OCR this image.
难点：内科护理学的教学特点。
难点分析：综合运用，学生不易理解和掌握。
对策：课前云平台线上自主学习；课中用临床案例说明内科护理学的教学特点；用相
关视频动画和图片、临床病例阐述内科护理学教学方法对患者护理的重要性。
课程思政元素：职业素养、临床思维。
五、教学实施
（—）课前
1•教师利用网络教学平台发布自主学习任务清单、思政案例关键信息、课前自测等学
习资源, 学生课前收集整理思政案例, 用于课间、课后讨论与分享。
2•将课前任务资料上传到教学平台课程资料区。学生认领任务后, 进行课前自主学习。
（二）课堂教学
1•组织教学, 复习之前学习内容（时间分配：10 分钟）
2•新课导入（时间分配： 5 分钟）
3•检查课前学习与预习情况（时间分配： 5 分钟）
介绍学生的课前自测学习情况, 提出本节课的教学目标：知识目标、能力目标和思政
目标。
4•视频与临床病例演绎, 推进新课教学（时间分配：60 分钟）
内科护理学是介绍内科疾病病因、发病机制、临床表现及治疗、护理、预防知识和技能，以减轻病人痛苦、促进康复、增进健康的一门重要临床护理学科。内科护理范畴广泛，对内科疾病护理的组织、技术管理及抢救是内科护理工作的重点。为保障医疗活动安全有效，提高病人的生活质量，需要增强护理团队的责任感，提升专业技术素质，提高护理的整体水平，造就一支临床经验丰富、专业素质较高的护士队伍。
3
————
Using the listing above, retype each line exactly.

**Answer below**
OCR this image.
难点：内科护理学的教学特点。
难点分析：综合运用，学生不易理解和掌握。
对策：课前云平台线上自主学习；课中用临床案例说明内科护理学的教学特点；用相
关视频动画和图片、临床病例阐述内科护理学教学方法对患者护理的重要性。
课程思政元素：职业素养、临床思维。
五、教学实施
（—）课前
1•教师利用网络教学平台发布自主学习任务清单、思政案例关键信息、课前自测等学
习资源, 学生课前收集整理思政案例, 用于课间、课后讨论与分享。
2•将课前任务资料上传到教学平台课程资料区。学生认领任务后, 进行课前自主学习。
（二）课堂教学
1•组织教学, 复习之前学习内容（时间分配：10 分钟）
2•新课导入（时间分配： 5 分钟）
3•检查课前学习与预习情况（时间分配： 5 分钟）
介绍学生的课前自测学习情况, 提出本节课的教学目标：知识目标、能力目标和思政
目标。
4•视频与临床病例演绎, 推进新课教学（时间分配：60 分钟）
内科护理学是介绍内科疾病病因、发病机制、临床表现及治疗、护理、预防知识和技能，以减轻病人痛苦、促进康复、增进健康的一门重要临床护理学科。内科护理范畴广泛，对内科疾病护理的组织、技术管理及抢救是内科护理工作的重点。为保障医疗活动安全有效，提高病人的生活质量，需要增强护理团队的责任感，提升专业技术素质，提高护理的整体水平，造就一支临床经验丰富、专业素质较高的护士队伍。
3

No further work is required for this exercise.